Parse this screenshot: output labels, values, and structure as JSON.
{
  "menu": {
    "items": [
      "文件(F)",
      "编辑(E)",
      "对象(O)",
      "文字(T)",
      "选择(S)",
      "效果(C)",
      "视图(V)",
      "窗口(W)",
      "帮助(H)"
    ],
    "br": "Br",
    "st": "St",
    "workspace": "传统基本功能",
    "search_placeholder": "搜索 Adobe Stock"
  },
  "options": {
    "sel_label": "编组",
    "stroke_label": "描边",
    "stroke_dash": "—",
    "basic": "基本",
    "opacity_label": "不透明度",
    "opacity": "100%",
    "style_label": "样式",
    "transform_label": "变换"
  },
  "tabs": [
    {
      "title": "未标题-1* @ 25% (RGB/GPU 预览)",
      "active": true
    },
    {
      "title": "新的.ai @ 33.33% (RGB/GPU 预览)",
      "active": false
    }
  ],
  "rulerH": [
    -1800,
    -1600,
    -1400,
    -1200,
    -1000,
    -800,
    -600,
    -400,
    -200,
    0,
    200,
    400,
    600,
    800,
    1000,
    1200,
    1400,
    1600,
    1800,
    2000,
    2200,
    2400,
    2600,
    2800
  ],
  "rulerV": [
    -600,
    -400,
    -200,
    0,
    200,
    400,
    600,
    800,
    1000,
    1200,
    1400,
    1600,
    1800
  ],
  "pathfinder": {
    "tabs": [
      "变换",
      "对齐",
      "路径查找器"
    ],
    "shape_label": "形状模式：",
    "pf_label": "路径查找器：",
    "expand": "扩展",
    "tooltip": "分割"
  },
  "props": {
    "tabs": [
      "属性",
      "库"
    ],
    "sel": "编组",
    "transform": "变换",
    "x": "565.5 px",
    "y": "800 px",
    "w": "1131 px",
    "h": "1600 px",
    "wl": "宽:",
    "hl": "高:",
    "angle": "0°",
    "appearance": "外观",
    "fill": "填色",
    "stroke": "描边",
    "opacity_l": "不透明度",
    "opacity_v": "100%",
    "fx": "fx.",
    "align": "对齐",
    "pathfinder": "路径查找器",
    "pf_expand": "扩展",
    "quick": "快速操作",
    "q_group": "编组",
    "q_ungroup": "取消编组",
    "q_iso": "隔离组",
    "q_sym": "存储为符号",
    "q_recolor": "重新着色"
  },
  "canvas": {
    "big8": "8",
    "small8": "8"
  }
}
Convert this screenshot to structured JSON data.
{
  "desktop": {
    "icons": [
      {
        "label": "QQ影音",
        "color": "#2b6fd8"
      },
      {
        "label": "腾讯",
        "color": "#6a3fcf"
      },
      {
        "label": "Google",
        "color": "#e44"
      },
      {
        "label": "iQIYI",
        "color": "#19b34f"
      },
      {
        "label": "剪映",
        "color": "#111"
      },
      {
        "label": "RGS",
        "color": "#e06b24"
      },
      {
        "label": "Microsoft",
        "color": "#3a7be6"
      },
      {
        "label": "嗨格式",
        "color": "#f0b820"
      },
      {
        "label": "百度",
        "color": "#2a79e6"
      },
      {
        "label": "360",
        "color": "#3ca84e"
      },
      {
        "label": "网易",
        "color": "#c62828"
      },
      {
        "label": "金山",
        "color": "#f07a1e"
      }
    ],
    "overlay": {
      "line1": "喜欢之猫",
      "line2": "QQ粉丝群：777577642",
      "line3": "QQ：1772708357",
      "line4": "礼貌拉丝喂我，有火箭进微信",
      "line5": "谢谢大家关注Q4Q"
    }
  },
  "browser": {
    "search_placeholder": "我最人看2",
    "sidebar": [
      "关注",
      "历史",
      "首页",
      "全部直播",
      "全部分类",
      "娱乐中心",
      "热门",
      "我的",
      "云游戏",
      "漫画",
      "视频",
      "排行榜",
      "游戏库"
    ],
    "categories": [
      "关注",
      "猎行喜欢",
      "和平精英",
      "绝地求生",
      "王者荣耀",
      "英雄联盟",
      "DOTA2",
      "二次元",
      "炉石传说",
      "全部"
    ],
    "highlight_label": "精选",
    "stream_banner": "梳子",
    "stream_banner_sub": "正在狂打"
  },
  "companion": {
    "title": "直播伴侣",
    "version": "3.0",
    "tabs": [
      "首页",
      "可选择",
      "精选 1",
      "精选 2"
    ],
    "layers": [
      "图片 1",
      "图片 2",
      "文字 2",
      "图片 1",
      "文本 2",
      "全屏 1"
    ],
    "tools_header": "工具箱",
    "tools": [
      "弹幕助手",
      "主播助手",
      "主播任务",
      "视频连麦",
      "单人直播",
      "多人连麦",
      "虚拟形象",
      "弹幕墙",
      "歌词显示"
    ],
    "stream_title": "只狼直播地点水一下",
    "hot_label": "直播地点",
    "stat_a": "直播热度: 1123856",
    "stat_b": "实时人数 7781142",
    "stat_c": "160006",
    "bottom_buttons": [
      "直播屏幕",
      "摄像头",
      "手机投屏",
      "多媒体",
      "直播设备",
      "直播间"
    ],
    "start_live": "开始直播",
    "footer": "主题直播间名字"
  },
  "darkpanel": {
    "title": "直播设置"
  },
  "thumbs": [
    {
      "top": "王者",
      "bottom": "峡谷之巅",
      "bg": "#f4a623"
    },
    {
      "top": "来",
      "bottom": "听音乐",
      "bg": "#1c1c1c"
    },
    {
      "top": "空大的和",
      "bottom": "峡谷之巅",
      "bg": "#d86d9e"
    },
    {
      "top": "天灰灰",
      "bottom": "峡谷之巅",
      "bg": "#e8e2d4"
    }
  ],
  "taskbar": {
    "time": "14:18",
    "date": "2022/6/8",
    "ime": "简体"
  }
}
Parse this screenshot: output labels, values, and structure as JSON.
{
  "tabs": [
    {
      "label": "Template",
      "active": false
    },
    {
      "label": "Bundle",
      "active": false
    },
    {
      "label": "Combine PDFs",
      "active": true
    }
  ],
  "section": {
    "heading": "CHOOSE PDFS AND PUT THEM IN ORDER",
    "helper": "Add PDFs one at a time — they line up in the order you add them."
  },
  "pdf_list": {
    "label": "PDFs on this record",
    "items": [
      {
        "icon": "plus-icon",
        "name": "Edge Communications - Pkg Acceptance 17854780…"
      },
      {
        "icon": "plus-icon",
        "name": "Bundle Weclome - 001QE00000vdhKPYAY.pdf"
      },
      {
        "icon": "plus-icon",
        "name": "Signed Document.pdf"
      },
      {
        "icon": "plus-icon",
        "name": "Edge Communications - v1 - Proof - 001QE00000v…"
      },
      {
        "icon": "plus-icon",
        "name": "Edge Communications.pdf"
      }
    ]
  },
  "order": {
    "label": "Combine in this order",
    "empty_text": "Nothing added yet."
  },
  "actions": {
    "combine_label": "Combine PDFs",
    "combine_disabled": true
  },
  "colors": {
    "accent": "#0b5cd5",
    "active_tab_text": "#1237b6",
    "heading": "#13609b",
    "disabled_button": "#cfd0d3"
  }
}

§ §

### WHAT IS BEING ASKED
All of the lines above need to be given again exactly.

### OUTPUT BELOW
Parse this screenshot: output labels, values, and structure as JSON.
{
  "menu": {
    "items": [
      "文件(F)",
      "编辑(E)",
      "对象(O)",
      "文字(T)",
      "选择(S)",
      "效果(C)",
      "视图(V)",
      "窗口(W)",
      "帮助(H)"
    ],
    "br": "Br",
    "st": "St",
    "workspace": "传统基本功能",
    "search_placeholder": "搜索 Adobe Stock"
  },
  "options": {
    "sel_label": "编组",
    "stroke_label": "描边",
    "stroke_dash": "—",
    "basic": "基本",
    "opacity_label": "不透明度",
    "opacity": "100%",
    "style_label": "样式",
    "transform_label": "变换"
  },
  "tabs": [
    {
      "title": "未标题-1* @ 25% (RGB/GPU 预览)",
      "active": true
    },
    {
      "title": "新的.ai @ 33.33% (RGB/GPU 预览)",
      "active": false
    }
  ],
  "rulerH": [
    -1800,
    -1600,
    -1400,
    -1200,
    -1000,
    -800,
    -600,
    -400,
    -200,
    0,
    200,
    400,
    600,
    800,
    1000,
    1200,
    1400,
    1600,
    1800,
    2000,
    2200,
    2400,
    2600,
    2800
  ],
  "rulerV": [
    -600,
    -400,
    -200,
    0,
    200,
    400,
    600,
    800,
    1000,
    1200,
    1400,
    1600,
    1800
  ],
  "pathfinder": {
    "tabs": [
      "变换",
      "对齐",
      "路径查找器"
    ],
    "shape_label": "形状模式：",
    "pf_label": "路径查找器：",
    "expand": "扩展",
    "tooltip": "分割"
  },
  "props": {
    "tabs": [
      "属性",
      "库"
    ],
    "sel": "编组",
    "transform": "变换",
    "x": "565.5 px",
    "y": "800 px",
    "w": "1131 px",
    "h": "1600 px",
    "wl": "宽:",
    "hl": "高:",
    "angle": "0°",
    "appearance": "外观",
    "fill": "填色",
    "stroke": "描边",
    "opacity_l": "不透明度",
    "opacity_v": "100%",
    "fx": "fx.",
    "align": "对齐",
    "pathfinder": "路径查找器",
    "pf_expand": "扩展",
    "quick": "快速操作",
    "q_group": "编组",
    "q_ungroup": "取消编组",
    "q_iso": "隔离组",
    "q_sym": "存储为符号",
    "q_recolor": "重新着色"
  },
  "canvas": {
    "big8": "8",
    "small8": "8"
  }
}
Convert this screenshot to structured JSON data.
{
  "desktop": {
    "icons": [
      {
        "label": "QQ影音",
        "color": "#2b6fd8"
      },
      {
        "label": "腾讯",
        "color": "#6a3fcf"
      },
      {
        "label": "Google",
        "color": "#e44"
      },
      {
        "label": "iQIYI",
        "color": "#19b34f"
      },
      {
        "label": "剪映",
        "color": "#111"
      },
      {
        "label": "RGS",
        "color": "#e06b24"
      },
      {
        "label": "Microsoft",
        "color": "#3a7be6"
      },
      {
        "label": "嗨格式",
        "color": "#f0b820"
      },
      {
        "label": "百度",
        "color": "#2a79e6"
      },
      {
        "label": "360",
        "color": "#3ca84e"
      },
      {
        "label": "网易",
        "color": "#c62828"
      },
      {
        "label": "金山",
        "color": "#f07a1e"
      }
    ],
    "overlay": {
      "line1": "喜欢之猫",
      "line2": "QQ粉丝群：777577642",
      "line3": "QQ：1772708357",
      "line4": "礼貌拉丝喂我，有火箭进微信",
      "line5": "谢谢大家关注Q4Q"
    }
  },
  "browser": {
    "search_placeholder": "我最人看2",
    "sidebar": [
      "关注",
      "历史",
      "首页",
      "全部直播",
      "全部分类",
      "娱乐中心",
      "热门",
      "我的",
      "云游戏",
      "漫画",
      "视频",
      "排行榜",
      "游戏库"
    ],
    "categories": [
      "关注",
      "猎行喜欢",
      "和平精英",
      "绝地求生",
      "王者荣耀",
      "英雄联盟",
      "DOTA2",
      "二次元",
      "炉石传说",
      "全部"
    ],
    "highlight_label": "精选",
    "stream_banner": "梳子",
    "stream_banner_sub": "正在狂打"
  },
  "companion": {
    "title": "直播伴侣",
    "version": "3.0",
    "tabs": [
      "首页",
      "可选择",
      "精选 1",
      "精选 2"
    ],
    "layers": [
      "图片 1",
      "图片 2",
      "文字 2",
      "图片 1",
      "文本 2",
      "全屏 1"
    ],
    "tools_header": "工具箱",
    "tools": [
      "弹幕助手",
      "主播助手",
      "主播任务",
      "视频连麦",
      "单人直播",
      "多人连麦",
      "虚拟形象",
      "弹幕墙",
      "歌词显示"
    ],
    "stream_title": "只狼直播地点水一下",
    "hot_label": "直播地点",
    "stat_a": "直播热度: 1123856",
    "stat_b": "实时人数 7781142",
    "stat_c": "160006",
    "bottom_buttons": [
      "直播屏幕",
      "摄像头",
      "手机投屏",
      "多媒体",
      "直播设备",
      "直播间"
    ],
    "start_live": "开始直播",
    "footer": "主题直播间名字"
  },
  "darkpanel": {
    "title": "直播设置"
  },
  "thumbs": [
    {
      "top": "王者",
      "bottom": "峡谷之巅",
      "bg": "#f4a623"
    },
    {
      "top": "来",
      "bottom": "听音乐",
      "bg": "#1c1c1c"
    },
    {
      "top": "空大的和",
      "bottom": "峡谷之巅",
      "bg": "#d86d9e"
    },
    {
      "top": "天灰灰",
      "bottom": "峡谷之巅",
      "bg": "#e8e2d4"
    }
  ],
  "taskbar": {
    "time": "14:18",
    "date": "2022/6/8",
    "ime": "简体"
  }
}
Parse this screenshot: output labels, values, and structure as JSON.
{
  "tabs": [
    {
      "label": "Template",
      "active": false
    },
    {
      "label": "Bundle",
      "active": false
    },
    {
      "label": "Combine PDFs",
      "active": true
    }
  ],
  "section": {
    "heading": "CHOOSE PDFS AND PUT THEM IN ORDER",
    "helper": "Add PDFs one at a time — they line up in the order you add them."
  },
  "pdf_list": {
    "label": "PDFs on this record",
    "items": [
      {
        "icon": "plus-icon",
        "name": "Edge Communications - Pkg Acceptance 17854780…"
      },
      {
        "icon": "plus-icon",
        "name": "Bundle Weclome - 001QE00000vdhKPYAY.pdf"
      },
      {
        "icon": "plus-icon",
        "name": "Signed Document.pdf"
      },
      {
        "icon": "plus-icon",
        "name": "Edge Communications - v1 - Proof - 001QE00000v…"
      },
      {
        "icon": "plus-icon",
        "name": "Edge Communications.pdf"
      }
    ]
  },
  "order": {
    "label": "Combine in this order",
    "empty_text": "Nothing added yet."
  },
  "actions": {
    "combine_label": "Combine PDFs",
    "combine_disabled": true
  },
  "colors": {
    "accent": "#0b5cd5",
    "active_tab_text": "#1237b6",
    "heading": "#13609b",
    "disabled_button": "#cfd0d3"
  }
}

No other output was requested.